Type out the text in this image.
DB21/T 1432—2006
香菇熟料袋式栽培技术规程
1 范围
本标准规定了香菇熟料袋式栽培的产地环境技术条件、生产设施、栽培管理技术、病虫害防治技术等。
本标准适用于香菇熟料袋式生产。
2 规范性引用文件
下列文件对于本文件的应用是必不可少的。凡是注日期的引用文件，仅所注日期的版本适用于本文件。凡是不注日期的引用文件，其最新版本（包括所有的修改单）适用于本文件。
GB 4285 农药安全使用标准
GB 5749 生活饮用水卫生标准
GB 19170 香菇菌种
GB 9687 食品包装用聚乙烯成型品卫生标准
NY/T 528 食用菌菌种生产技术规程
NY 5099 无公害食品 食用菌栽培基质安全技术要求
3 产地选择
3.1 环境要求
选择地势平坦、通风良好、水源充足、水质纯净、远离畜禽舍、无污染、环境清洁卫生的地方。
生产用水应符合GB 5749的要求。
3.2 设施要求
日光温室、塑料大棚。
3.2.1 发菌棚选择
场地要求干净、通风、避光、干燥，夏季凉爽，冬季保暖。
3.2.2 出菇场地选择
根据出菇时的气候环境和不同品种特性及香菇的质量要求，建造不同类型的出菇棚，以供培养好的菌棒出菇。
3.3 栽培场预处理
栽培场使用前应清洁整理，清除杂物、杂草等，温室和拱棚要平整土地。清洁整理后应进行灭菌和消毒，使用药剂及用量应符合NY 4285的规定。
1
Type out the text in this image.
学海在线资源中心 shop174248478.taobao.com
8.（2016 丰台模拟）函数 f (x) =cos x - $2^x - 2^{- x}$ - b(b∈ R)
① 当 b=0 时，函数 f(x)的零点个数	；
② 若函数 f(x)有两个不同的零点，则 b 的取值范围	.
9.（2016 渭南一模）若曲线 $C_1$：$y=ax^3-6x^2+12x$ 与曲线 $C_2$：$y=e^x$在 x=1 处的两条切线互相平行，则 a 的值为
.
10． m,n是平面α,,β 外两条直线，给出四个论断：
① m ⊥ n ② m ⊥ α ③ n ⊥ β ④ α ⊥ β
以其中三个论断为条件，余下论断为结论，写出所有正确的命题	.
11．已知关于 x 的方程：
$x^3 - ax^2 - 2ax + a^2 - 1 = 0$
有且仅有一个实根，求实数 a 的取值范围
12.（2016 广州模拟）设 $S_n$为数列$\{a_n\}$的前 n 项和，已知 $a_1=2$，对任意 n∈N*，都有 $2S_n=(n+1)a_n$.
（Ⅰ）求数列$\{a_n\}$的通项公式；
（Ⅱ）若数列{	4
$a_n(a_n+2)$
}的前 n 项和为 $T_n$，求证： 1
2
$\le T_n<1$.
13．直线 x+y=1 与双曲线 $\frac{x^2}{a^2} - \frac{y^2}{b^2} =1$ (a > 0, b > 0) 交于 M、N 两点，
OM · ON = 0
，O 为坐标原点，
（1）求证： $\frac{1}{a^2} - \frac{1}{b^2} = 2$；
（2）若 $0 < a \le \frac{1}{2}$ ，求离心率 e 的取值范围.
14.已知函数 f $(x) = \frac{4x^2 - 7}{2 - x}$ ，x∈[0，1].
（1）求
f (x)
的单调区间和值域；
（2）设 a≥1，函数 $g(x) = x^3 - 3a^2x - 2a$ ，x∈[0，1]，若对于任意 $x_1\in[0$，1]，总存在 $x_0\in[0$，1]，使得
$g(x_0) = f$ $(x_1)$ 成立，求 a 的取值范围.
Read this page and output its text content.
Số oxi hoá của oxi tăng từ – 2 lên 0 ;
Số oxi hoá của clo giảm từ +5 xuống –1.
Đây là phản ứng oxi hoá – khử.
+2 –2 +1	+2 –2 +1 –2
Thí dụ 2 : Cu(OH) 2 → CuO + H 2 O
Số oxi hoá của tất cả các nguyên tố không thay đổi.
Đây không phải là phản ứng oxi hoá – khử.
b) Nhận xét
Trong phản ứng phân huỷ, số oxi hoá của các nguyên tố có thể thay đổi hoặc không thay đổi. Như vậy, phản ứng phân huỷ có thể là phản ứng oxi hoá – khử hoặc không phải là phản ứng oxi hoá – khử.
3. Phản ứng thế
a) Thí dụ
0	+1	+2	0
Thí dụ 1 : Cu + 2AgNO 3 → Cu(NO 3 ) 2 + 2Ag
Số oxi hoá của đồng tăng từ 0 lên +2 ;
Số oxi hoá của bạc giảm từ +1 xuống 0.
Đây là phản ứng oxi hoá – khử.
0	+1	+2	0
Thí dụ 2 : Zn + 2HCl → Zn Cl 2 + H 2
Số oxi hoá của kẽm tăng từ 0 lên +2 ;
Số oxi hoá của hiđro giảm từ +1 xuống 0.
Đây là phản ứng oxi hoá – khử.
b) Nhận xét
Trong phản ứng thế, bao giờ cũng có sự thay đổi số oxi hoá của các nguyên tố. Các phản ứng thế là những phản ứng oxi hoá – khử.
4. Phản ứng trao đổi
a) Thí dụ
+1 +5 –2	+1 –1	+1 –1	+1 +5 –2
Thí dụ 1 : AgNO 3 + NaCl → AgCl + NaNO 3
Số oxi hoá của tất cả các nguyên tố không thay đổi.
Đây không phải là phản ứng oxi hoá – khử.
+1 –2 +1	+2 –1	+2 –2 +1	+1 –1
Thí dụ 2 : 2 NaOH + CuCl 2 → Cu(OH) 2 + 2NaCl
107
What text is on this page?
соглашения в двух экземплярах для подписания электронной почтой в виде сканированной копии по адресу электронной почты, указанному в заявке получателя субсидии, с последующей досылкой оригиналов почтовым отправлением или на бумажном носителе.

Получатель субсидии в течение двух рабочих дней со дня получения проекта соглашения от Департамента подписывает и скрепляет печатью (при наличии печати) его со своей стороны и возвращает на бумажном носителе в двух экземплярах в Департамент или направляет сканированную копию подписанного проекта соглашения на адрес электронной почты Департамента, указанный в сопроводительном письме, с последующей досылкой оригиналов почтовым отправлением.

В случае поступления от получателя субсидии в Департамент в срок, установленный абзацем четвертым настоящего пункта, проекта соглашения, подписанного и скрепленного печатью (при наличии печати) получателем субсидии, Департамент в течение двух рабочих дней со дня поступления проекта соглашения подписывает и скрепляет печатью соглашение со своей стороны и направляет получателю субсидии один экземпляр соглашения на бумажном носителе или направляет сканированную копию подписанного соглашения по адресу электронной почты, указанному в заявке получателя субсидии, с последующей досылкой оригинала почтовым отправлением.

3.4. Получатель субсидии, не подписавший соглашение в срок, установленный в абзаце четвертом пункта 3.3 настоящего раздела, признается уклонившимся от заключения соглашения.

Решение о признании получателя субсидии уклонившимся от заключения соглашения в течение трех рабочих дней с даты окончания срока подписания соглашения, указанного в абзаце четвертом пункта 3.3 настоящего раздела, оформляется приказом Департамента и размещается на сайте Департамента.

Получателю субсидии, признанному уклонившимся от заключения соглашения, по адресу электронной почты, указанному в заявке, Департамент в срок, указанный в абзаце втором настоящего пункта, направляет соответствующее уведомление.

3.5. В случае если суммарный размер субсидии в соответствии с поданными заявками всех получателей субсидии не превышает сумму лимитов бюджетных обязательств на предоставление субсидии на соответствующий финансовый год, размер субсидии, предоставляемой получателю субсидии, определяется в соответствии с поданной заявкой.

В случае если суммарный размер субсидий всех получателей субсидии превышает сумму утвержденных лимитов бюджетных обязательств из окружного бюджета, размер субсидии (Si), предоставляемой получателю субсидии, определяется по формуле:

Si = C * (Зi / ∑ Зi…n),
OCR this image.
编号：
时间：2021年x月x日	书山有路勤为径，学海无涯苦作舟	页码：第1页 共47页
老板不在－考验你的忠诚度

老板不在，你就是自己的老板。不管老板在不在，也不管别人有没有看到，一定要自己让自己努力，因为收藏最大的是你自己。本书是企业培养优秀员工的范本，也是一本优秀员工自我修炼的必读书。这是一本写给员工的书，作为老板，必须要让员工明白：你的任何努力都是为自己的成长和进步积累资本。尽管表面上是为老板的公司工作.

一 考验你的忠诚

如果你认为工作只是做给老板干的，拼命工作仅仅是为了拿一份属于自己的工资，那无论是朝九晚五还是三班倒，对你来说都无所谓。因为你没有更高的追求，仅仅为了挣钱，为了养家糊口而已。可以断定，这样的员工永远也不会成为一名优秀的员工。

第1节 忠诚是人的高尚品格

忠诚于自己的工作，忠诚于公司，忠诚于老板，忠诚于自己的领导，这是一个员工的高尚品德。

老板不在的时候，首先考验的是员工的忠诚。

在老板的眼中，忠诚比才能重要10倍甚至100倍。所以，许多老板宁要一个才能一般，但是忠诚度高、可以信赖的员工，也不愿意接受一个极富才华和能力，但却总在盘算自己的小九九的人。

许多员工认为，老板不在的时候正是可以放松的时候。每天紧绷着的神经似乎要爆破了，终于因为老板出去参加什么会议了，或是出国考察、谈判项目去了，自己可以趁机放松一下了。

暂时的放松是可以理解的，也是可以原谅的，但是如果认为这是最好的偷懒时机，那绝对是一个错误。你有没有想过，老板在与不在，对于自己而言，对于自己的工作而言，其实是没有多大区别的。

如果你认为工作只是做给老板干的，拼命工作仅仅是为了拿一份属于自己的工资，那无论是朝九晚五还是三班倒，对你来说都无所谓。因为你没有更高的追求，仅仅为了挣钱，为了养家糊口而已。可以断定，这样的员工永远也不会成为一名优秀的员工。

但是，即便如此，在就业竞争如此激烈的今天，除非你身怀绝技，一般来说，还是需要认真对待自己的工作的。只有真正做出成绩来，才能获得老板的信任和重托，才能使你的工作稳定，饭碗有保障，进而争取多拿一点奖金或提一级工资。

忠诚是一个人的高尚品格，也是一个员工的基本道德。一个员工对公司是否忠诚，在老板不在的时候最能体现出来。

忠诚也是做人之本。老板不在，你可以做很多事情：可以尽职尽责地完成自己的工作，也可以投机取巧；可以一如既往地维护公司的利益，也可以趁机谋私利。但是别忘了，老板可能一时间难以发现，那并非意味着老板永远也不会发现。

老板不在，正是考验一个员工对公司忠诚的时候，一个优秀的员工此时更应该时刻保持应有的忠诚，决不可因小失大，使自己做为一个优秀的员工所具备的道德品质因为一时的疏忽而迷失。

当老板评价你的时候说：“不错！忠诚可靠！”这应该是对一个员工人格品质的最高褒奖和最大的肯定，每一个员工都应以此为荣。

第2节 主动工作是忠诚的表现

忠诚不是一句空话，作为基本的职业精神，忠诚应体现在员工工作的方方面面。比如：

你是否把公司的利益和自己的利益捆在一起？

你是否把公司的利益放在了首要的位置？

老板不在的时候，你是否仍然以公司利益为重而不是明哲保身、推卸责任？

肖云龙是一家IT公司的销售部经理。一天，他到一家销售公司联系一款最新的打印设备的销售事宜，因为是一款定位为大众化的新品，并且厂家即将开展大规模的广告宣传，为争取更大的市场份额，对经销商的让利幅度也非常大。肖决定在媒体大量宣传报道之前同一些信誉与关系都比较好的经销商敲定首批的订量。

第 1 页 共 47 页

----

*Given instruction:* Looking at the records above, report how many lines contain the word "если". Answer with the number only.

*Task answer:* 2